## Problem
Every line below should be repeated exactly.
== Extracted data ==
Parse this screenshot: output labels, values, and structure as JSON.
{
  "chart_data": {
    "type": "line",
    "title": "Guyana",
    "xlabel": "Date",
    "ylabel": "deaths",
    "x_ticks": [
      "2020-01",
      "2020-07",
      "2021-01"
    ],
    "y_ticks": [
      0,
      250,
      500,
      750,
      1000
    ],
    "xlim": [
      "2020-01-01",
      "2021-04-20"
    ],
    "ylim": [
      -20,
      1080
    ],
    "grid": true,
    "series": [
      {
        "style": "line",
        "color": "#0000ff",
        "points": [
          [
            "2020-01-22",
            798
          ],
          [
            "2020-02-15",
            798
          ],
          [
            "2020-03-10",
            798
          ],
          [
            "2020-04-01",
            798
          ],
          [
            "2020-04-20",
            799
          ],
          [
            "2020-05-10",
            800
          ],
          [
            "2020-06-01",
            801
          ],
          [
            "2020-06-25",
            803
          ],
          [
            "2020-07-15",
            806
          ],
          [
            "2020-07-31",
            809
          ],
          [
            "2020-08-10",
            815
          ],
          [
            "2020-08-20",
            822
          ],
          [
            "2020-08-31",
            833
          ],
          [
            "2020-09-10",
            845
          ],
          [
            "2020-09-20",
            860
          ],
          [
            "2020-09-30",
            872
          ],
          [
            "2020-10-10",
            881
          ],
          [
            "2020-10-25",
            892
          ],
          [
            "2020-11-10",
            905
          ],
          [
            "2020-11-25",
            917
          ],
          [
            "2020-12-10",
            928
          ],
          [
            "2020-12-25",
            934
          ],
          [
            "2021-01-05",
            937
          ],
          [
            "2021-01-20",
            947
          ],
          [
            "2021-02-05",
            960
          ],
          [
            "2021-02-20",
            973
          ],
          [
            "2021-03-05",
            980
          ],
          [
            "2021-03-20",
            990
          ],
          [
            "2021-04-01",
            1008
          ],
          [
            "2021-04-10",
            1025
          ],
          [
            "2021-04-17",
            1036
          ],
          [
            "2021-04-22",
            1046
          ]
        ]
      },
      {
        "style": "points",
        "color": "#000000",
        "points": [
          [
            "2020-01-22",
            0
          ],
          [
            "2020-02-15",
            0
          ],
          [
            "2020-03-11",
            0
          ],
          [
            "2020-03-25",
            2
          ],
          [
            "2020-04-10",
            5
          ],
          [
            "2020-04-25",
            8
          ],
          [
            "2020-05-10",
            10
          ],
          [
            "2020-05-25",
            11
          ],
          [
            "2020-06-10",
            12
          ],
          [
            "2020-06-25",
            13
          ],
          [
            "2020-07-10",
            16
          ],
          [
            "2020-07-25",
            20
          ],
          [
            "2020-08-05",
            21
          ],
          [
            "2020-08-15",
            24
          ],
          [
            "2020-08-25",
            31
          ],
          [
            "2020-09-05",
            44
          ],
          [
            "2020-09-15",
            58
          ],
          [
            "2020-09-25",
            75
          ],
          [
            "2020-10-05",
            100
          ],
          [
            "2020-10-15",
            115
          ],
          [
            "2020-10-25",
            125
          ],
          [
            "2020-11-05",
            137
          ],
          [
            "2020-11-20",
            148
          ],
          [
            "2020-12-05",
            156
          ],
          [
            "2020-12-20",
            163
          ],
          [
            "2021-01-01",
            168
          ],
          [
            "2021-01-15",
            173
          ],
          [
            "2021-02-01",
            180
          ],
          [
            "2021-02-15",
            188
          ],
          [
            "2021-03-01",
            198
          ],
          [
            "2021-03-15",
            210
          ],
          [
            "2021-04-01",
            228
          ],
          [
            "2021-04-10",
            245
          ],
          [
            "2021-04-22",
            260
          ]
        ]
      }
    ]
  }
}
===
## Written solution
Parse this screenshot: output labels, values, and structure as JSON.
{
  "chart_data": {
    "type": "line",
    "title": "Guyana",
    "xlabel": "Date",
    "ylabel": "deaths",
    "x_ticks": [
      "2020-01",
      "2020-07",
      "2021-01"
    ],
    "y_ticks": [
      0,
      250,
      500,
      750,
      1000
    ],
    "xlim": [
      "2020-01-01",
      "2021-04-20"
    ],
    "ylim": [
      -20,
      1080
    ],
    "grid": true,
    "series": [
      {
        "style": "line",
        "color": "#0000ff",
        "points": [
          [
            "2020-01-22",
            798
          ],
          [
            "2020-02-15",
            798
          ],
          [
            "2020-03-10",
            798
          ],
          [
            "2020-04-01",
            798
          ],
          [
            "2020-04-20",
            799
          ],
          [
            "2020-05-10",
            800
          ],
          [
            "2020-06-01",
            801
          ],
          [
            "2020-06-25",
            803
          ],
          [
            "2020-07-15",
            806
          ],
          [
            "2020-07-31",
            809
          ],
          [
            "2020-08-10",
            815
          ],
          [
            "2020-08-20",
            822
          ],
          [
            "2020-08-31",
            833
          ],
          [
            "2020-09-10",
            845
          ],
          [
            "2020-09-20",
            860
          ],
          [
            "2020-09-30",
            872
          ],
          [
            "2020-10-10",
            881
          ],
          [
            "2020-10-25",
            892
          ],
          [
            "2020-11-10",
            905
          ],
          [
            "2020-11-25",
            917
          ],
          [
            "2020-12-10",
            928
          ],
          [
            "2020-12-25",
            934
          ],
          [
            "2021-01-05",
            937
          ],
          [
            "2021-01-20",
            947
          ],
          [
            "2021-02-05",
            960
          ],
          [
            "2021-02-20",
            973
          ],
          [
            "2021-03-05",
            980
          ],
          [
            "2021-03-20",
            990
          ],
          [
            "2021-04-01",
            1008
          ],
          [
            "2021-04-10",
            1025
          ],
          [
            "2021-04-17",
            1036
          ],
          [
            "2021-04-22",
            1046
          ]
        ]
      },
      {
        "style": "points",
        "color": "#000000",
        "points": [
          [
            "2020-01-22",
            0
          ],
          [
            "2020-02-15",
            0
          ],
          [
            "2020-03-11",
            0
          ],
          [
            "2020-03-25",
            2
          ],
          [
            "2020-04-10",
            5
          ],
          [
            "2020-04-25",
            8
          ],
          [
            "2020-05-10",
            10
          ],
          [
            "2020-05-25",
            11
          ],
          [
            "2020-06-10",
            12
          ],
          [
            "2020-06-25",
            13
          ],
          [
            "2020-07-10",
            16
          ],
          [
            "2020-07-25",
            20
          ],
          [
            "2020-08-05",
            21
          ],
          [
            "2020-08-15",
            24
          ],
          [
            "2020-08-25",
            31
          ],
          [
            "2020-09-05",
            44
          ],
          [
            "2020-09-15",
            58
          ],
          [
            "2020-09-25",
            75
          ],
          [
            "2020-10-05",
            100
          ],
          [
            "2020-10-15",
            115
          ],
          [
            "2020-10-25",
            125
          ],
          [
            "2020-11-05",
            137
          ],
          [
            "2020-11-20",
            148
          ],
          [
            "2020-12-05",
            156
          ],
          [
            "2020-12-20",
            163
          ],
          [
            "2021-01-01",
            168
          ],
          [
            "2021-01-15",
            173
          ],
          [
            "2021-02-01",
            180
          ],
          [
            "2021-02-15",
            188
          ],
          [
            "2021-03-01",
            198
          ],
          [
            "2021-03-15",
            210
          ],
          [
            "2021-04-01",
            228
          ],
          [
            "2021-04-10",
            245
          ],
          [
            "2021-04-22",
            260
          ]
        ]
      }
    ]
  }
}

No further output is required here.